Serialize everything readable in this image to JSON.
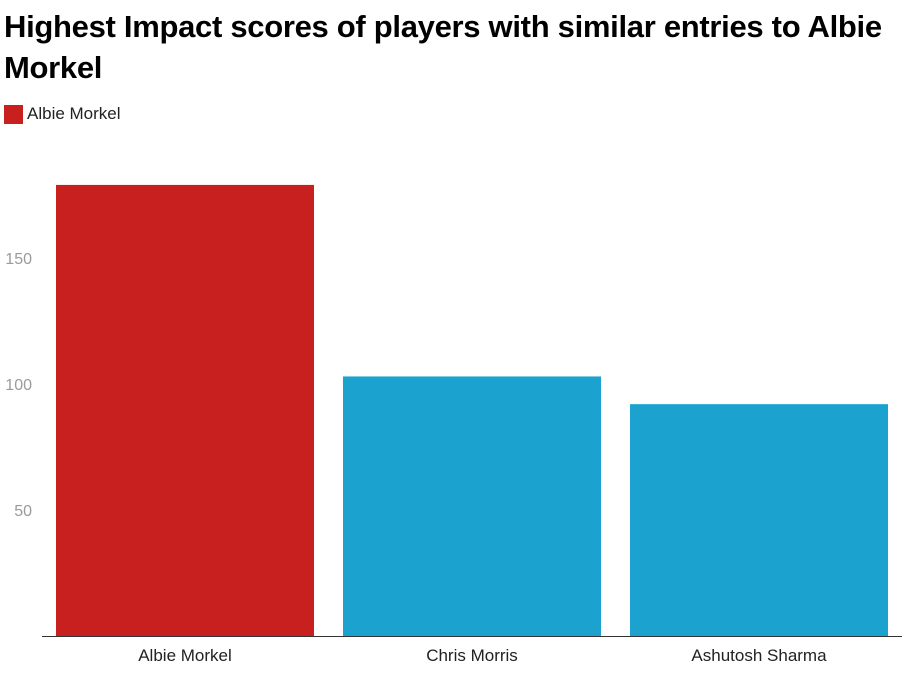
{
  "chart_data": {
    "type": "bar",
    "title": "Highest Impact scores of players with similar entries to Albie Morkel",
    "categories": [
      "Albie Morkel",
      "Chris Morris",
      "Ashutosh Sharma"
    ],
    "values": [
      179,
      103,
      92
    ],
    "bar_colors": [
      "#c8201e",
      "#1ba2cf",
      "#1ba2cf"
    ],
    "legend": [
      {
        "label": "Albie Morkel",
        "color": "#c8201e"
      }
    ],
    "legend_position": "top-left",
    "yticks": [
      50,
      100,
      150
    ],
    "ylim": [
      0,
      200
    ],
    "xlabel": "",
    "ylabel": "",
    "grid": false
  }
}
▬▬▬
» WHAT NEEDS TO BE DONE:
The lines to collect are those holding the string "Morkel"; copy them all.

» SOLUTION TO THIS TASK:
    "title": "Highest Impact scores of players with similar entries to Albie Morkel",
      "Albie Morkel",
        "label": "Albie Morkel",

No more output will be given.